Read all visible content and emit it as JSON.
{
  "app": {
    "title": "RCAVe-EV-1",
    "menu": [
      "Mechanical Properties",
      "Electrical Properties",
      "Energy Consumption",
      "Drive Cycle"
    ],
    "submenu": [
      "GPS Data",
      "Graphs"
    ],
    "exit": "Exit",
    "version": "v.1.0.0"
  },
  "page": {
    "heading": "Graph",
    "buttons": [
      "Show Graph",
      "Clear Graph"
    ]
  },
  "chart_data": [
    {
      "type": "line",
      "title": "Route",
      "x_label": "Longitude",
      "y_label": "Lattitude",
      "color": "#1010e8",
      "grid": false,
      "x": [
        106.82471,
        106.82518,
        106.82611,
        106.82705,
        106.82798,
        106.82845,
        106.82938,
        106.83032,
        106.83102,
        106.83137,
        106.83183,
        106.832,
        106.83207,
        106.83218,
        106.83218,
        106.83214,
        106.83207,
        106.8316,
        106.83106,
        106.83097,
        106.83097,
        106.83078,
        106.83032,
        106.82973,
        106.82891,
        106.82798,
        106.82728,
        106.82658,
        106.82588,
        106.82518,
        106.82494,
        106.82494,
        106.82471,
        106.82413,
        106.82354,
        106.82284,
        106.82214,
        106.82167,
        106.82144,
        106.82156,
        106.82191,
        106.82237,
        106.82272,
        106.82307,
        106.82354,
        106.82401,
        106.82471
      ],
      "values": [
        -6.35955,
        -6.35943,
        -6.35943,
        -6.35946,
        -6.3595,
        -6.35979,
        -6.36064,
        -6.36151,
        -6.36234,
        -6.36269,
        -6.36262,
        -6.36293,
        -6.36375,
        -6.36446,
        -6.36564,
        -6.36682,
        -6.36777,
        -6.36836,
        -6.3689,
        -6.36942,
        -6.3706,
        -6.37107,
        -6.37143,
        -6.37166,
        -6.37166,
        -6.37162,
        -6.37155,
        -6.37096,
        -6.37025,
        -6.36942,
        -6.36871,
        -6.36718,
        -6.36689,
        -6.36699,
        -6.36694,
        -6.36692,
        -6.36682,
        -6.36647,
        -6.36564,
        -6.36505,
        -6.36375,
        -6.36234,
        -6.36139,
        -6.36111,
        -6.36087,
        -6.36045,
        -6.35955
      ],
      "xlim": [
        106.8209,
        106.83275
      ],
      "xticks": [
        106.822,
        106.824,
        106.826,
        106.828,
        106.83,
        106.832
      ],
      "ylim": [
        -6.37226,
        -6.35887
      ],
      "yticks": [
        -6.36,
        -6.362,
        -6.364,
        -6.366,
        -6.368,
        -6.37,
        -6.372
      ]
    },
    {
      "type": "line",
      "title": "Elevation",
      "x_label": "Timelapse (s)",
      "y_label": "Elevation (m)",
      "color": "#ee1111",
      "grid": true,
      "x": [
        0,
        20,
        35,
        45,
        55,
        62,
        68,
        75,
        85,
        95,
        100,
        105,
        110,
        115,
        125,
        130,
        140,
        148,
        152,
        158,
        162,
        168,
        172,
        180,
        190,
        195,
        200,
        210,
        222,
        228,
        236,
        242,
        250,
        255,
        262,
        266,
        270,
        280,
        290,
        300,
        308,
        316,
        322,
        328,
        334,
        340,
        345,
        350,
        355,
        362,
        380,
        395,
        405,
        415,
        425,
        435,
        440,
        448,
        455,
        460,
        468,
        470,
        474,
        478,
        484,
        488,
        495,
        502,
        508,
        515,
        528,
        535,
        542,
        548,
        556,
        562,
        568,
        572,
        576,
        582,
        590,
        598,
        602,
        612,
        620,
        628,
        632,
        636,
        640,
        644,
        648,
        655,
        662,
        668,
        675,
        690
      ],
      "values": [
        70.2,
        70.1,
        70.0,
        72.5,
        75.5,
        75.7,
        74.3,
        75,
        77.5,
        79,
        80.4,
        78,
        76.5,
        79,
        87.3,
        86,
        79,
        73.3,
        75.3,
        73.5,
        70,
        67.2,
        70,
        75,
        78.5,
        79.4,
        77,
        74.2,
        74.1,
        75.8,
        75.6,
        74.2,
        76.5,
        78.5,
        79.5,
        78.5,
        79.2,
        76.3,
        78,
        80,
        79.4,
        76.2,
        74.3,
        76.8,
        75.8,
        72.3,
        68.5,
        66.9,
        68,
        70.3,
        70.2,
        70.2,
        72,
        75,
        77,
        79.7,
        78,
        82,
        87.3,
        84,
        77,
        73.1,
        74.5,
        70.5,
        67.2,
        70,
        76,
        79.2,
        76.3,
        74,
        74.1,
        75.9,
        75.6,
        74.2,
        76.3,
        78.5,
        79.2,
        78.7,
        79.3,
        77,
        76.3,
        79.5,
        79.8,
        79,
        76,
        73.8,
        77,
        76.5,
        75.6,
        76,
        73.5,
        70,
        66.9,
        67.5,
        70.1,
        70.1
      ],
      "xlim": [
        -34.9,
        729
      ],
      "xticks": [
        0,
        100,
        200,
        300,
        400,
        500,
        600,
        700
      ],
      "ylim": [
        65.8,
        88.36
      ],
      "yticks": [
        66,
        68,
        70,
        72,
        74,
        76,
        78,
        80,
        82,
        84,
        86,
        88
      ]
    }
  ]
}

- **REQUIREMENTS**:
Repeat every line of the material exactly as given.

- **FULL OUTPUT**:
Read all visible content and emit it as JSON.
{
  "app": {
    "title": "RCAVe-EV-1",
    "menu": [
      "Mechanical Properties",
      "Electrical Properties",
      "Energy Consumption",
      "Drive Cycle"
    ],
    "submenu": [
      "GPS Data",
      "Graphs"
    ],
    "exit": "Exit",
    "version": "v.1.0.0"
  },
  "page": {
    "heading": "Graph",
    "buttons": [
      "Show Graph",
      "Clear Graph"
    ]
  },
  "chart_data": [
    {
      "type": "line",
      "title": "Route",
      "x_label": "Longitude",
      "y_label": "Lattitude",
      "color": "#1010e8",
      "grid": false,
      "x": [
        106.82471,
        106.82518,
        106.82611,
        106.82705,
        106.82798,
        106.82845,
        106.82938,
        106.83032,
        106.83102,
        106.83137,
        106.83183,
        106.832,
        106.83207,
        106.83218,
        106.83218,
        106.83214,
        106.83207,
        106.8316,
        106.83106,
        106.83097,
        106.83097,
        106.83078,
        106.83032,
        106.82973,
        106.82891,
        106.82798,
        106.82728,
        106.82658,
        106.82588,
        106.82518,
        106.82494,
        106.82494,
        106.82471,
        106.82413,
        106.82354,
        106.82284,
        106.82214,
        106.82167,
        106.82144,
        106.82156,
        106.82191,
        106.82237,
        106.82272,
        106.82307,
        106.82354,
        106.82401,
        106.82471
      ],
      "values": [
        -6.35955,
        -6.35943,
        -6.35943,
        -6.35946,
        -6.3595,
        -6.35979,
        -6.36064,
        -6.36151,
        -6.36234,
        -6.36269,
        -6.36262,
        -6.36293,
        -6.36375,
        -6.36446,
        -6.36564,
        -6.36682,
        -6.36777,
        -6.36836,
        -6.3689,
        -6.36942,
        -6.3706,
        -6.37107,
        -6.37143,
        -6.37166,
        -6.37166,
        -6.37162,
        -6.37155,
        -6.37096,
        -6.37025,
        -6.36942,
        -6.36871,
        -6.36718,
        -6.36689,
        -6.36699,
        -6.36694,
        -6.36692,
        -6.36682,
        -6.36647,
        -6.36564,
        -6.36505,
        -6.36375,
        -6.36234,
        -6.36139,
        -6.36111,
        -6.36087,
        -6.36045,
        -6.35955
      ],
      "xlim": [
        106.8209,
        106.83275
      ],
      "xticks": [
        106.822,
        106.824,
        106.826,
        106.828,
        106.83,
        106.832
      ],
      "ylim": [
        -6.37226,
        -6.35887
      ],
      "yticks": [
        -6.36,
        -6.362,
        -6.364,
        -6.366,
        -6.368,
        -6.37,
        -6.372
      ]
    },
    {
      "type": "line",
      "title": "Elevation",
      "x_label": "Timelapse (s)",
      "y_label": "Elevation (m)",
      "color": "#ee1111",
      "grid": true,
      "x": [
        0,
        20,
        35,
        45,
        55,
        62,
        68,
        75,
        85,
        95,
        100,
        105,
        110,
        115,
        125,
        130,
        140,
        148,
        152,
        158,
        162,
        168,
        172,
        180,
        190,
        195,
        200,
        210,
        222,
        228,
        236,
        242,
        250,
        255,
        262,
        266,
        270,
        280,
        290,
        300,
        308,
        316,
        322,
        328,
        334,
        340,
        345,
        350,
        355,
        362,
        380,
        395,
        405,
        415,
        425,
        435,
        440,
        448,
        455,
        460,
        468,
        470,
        474,
        478,
        484,
        488,
        495,
        502,
        508,
        515,
        528,
        535,
        542,
        548,
        556,
        562,
        568,
        572,
        576,
        582,
        590,
        598,
        602,
        612,
        620,
        628,
        632,
        636,
        640,
        644,
        648,
        655,
        662,
        668,
        675,
        690
      ],
      "values": [
        70.2,
        70.1,
        70.0,
        72.5,
        75.5,
        75.7,
        74.3,
        75,
        77.5,
        79,
        80.4,
        78,
        76.5,
        79,
        87.3,
        86,
        79,
        73.3,
        75.3,
        73.5,
        70,
        67.2,
        70,
        75,
        78.5,
        79.4,
        77,
        74.2,
        74.1,
        75.8,
        75.6,
        74.2,
        76.5,
        78.5,
        79.5,
        78.5,
        79.2,
        76.3,
        78,
        80,
        79.4,
        76.2,
        74.3,
        76.8,
        75.8,
        72.3,
        68.5,
        66.9,
        68,
        70.3,
        70.2,
        70.2,
        72,
        75,
        77,
        79.7,
        78,
        82,
        87.3,
        84,
        77,
        73.1,
        74.5,
        70.5,
        67.2,
        70,
        76,
        79.2,
        76.3,
        74,
        74.1,
        75.9,
        75.6,
        74.2,
        76.3,
        78.5,
        79.2,
        78.7,
        79.3,
        77,
        76.3,
        79.5,
        79.8,
        79,
        76,
        73.8,
        77,
        76.5,
        75.6,
        76,
        73.5,
        70,
        66.9,
        67.5,
        70.1,
        70.1
      ],
      "xlim": [
        -34.9,
        729
      ],
      "xticks": [
        0,
        100,
        200,
        300,
        400,
        500,
        600,
        700
      ],
      "ylim": [
        65.8,
        88.36
      ],
      "yticks": [
        66,
        68,
        70,
        72,
        74,
        76,
        78,
        80,
        82,
        84,
        86,
        88
      ]
    }
  ]
}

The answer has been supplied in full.